- Part of a data file
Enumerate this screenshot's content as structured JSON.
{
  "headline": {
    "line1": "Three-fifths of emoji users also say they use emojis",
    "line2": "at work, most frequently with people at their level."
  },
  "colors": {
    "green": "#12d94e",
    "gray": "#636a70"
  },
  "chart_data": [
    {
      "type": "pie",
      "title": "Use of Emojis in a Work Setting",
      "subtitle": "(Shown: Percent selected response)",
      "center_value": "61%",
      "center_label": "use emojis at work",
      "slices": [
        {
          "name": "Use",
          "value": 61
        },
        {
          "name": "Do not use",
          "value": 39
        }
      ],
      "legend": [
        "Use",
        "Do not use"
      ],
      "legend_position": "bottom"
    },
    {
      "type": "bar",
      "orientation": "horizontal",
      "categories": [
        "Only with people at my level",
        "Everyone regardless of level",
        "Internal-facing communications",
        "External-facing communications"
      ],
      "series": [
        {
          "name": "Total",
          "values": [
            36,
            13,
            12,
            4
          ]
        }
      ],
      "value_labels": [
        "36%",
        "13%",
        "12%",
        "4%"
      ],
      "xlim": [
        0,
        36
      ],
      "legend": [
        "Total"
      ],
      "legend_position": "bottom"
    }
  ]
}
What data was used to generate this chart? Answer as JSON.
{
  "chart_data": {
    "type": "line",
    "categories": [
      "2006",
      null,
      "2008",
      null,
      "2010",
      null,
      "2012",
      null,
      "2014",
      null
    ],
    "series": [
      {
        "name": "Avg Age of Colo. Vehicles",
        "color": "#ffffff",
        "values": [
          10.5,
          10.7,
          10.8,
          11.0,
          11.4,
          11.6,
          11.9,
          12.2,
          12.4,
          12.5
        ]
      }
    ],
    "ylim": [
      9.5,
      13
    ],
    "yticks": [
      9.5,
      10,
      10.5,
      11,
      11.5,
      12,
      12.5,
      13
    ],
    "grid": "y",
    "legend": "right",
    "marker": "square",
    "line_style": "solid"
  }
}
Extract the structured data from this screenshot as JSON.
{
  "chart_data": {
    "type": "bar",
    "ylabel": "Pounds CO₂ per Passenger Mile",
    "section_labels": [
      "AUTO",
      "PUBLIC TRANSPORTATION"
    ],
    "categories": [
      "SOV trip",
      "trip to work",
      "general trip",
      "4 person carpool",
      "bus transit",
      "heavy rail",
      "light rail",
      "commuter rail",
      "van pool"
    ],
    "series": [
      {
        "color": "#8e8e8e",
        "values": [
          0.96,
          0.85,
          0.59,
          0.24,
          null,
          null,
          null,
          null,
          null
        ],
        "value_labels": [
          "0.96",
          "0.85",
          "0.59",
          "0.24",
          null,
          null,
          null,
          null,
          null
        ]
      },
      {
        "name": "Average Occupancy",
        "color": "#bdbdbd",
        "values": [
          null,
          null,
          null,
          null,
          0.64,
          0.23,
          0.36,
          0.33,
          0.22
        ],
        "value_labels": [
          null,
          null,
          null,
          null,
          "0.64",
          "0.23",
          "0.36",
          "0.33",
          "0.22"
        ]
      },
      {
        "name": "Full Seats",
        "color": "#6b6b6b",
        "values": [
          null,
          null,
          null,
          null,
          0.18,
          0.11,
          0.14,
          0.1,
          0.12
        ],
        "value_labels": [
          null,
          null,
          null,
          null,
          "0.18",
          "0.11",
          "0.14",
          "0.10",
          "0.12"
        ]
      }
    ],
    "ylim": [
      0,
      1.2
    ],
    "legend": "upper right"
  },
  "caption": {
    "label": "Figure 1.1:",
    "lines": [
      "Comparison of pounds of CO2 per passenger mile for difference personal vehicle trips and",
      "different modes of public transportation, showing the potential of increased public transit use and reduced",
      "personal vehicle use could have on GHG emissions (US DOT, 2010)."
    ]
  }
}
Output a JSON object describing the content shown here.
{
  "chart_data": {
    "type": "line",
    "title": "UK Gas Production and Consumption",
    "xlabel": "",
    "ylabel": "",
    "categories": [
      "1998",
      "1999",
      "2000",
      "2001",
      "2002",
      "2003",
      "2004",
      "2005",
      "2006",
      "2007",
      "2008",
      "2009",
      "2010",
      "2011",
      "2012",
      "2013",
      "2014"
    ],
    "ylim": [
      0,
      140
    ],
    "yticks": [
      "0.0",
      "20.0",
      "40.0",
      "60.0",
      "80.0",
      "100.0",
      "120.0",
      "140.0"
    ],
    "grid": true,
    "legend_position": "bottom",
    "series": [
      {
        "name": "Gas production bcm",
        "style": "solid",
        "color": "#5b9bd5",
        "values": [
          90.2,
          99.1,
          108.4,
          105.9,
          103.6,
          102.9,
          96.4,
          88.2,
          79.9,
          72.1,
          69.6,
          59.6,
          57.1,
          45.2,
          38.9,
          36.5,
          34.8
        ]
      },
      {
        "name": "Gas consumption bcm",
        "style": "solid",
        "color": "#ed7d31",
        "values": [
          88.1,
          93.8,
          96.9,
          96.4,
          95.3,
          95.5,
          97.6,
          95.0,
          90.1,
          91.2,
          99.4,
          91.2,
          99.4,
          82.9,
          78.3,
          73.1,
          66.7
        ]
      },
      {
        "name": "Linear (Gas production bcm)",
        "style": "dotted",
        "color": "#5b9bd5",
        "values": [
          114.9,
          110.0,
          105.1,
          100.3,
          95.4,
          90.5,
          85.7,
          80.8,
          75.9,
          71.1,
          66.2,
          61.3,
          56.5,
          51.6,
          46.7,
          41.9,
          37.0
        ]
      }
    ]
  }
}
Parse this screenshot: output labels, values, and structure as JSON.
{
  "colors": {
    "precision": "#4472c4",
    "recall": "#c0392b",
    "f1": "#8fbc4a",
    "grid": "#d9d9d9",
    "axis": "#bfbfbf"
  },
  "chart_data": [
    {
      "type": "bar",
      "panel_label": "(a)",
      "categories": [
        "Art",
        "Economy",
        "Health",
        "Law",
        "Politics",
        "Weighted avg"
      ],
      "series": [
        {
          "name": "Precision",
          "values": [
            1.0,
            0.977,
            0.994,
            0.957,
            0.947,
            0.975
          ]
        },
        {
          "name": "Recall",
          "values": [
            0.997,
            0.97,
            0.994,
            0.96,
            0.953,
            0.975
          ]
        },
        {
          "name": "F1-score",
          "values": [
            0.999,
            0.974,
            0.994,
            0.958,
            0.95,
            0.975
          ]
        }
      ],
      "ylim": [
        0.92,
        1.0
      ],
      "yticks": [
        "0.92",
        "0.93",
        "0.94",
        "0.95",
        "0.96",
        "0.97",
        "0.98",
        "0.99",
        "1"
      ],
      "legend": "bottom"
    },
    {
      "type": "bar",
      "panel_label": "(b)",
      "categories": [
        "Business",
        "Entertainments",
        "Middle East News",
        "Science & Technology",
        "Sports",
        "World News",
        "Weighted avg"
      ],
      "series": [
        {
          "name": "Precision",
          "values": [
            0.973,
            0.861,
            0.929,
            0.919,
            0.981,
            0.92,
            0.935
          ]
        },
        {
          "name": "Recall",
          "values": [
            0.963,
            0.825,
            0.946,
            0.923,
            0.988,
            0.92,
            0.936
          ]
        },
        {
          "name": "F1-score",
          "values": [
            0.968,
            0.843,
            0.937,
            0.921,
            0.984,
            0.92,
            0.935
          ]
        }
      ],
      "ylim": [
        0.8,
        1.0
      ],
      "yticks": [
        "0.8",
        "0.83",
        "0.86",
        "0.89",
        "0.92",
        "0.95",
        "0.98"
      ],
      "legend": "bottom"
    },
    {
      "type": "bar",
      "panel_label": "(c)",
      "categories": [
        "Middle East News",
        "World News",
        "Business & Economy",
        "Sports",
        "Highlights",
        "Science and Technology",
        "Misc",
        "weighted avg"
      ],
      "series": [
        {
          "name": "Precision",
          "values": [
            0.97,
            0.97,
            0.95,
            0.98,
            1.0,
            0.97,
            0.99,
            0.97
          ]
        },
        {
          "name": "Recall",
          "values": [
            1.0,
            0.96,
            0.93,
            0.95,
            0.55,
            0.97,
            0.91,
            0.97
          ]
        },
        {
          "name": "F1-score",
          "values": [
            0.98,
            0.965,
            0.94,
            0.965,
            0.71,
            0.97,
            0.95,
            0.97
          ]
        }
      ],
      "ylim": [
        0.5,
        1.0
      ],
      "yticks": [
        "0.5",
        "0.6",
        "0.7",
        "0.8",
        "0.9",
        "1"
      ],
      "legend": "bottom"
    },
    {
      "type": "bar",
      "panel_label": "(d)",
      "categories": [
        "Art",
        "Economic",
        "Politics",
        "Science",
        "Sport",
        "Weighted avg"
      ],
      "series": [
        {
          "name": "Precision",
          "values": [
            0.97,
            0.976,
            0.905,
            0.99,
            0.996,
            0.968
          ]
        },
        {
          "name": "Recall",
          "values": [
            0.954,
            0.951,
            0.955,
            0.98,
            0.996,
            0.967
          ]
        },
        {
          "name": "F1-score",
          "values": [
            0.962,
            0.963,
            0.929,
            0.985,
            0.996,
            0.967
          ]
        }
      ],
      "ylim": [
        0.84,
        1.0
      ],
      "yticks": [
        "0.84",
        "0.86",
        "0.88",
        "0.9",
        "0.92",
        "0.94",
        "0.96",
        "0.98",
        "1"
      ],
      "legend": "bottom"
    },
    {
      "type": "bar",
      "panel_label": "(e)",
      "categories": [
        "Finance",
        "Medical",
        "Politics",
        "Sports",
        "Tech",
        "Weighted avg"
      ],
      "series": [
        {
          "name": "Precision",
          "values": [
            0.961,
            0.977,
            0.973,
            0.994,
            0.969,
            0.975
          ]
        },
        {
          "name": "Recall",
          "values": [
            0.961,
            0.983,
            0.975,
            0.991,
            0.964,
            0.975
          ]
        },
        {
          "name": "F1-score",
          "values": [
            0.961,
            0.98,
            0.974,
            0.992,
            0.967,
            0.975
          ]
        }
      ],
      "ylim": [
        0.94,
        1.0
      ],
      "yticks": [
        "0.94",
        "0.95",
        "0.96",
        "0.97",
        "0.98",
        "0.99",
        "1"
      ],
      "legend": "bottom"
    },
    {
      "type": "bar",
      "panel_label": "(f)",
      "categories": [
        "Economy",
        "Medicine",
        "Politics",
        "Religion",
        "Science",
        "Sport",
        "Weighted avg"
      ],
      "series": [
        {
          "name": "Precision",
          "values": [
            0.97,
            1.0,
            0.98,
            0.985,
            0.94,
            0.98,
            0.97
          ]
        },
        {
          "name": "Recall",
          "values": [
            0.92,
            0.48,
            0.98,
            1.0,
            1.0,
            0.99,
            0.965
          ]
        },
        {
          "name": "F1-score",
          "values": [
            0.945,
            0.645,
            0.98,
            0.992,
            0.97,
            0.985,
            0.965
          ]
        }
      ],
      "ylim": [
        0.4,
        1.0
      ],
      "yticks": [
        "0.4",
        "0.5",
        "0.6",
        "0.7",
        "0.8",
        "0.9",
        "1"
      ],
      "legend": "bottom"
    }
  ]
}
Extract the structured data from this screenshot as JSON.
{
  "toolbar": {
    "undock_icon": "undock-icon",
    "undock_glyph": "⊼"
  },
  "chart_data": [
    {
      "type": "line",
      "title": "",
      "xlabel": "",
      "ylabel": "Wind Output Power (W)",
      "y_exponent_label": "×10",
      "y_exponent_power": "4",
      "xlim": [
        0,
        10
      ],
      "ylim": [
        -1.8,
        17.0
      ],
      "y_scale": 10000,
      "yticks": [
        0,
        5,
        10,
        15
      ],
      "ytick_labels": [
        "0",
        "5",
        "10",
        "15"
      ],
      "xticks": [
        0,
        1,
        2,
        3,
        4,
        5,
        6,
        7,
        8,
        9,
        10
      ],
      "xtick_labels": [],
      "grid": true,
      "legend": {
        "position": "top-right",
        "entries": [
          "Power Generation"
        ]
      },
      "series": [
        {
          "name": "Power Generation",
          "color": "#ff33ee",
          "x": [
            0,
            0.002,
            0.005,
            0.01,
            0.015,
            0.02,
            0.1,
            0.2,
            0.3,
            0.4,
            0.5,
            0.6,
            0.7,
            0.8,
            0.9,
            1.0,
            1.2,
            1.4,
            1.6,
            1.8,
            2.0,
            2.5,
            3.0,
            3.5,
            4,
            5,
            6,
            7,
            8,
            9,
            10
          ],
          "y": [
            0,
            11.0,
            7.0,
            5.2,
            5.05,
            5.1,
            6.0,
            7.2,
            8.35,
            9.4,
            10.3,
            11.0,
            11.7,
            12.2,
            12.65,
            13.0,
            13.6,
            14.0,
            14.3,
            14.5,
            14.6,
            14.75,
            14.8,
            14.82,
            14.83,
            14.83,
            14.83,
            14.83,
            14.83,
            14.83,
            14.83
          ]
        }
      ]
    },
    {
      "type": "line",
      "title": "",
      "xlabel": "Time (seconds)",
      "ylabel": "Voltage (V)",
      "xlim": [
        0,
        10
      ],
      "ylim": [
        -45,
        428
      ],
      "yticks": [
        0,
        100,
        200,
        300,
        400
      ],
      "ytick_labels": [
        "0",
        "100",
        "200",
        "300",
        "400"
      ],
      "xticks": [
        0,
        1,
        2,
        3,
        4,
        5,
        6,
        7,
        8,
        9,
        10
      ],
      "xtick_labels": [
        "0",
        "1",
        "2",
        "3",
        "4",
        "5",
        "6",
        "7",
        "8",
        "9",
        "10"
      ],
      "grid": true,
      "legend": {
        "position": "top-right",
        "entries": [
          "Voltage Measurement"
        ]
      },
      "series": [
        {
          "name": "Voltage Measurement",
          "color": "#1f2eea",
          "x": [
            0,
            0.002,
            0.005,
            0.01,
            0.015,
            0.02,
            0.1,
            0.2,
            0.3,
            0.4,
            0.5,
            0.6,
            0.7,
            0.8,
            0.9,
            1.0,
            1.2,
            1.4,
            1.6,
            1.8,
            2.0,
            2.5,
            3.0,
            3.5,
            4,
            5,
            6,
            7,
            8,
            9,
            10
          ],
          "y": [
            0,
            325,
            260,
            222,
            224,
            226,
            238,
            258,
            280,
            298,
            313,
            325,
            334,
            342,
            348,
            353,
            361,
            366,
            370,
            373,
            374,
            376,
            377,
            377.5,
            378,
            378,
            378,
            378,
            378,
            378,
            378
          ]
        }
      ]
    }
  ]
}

- AIM OF THE EXERCISE
Check every line of the records above for the string "Measurement" and say how many contain it, giving the number alone.

- REPLY
2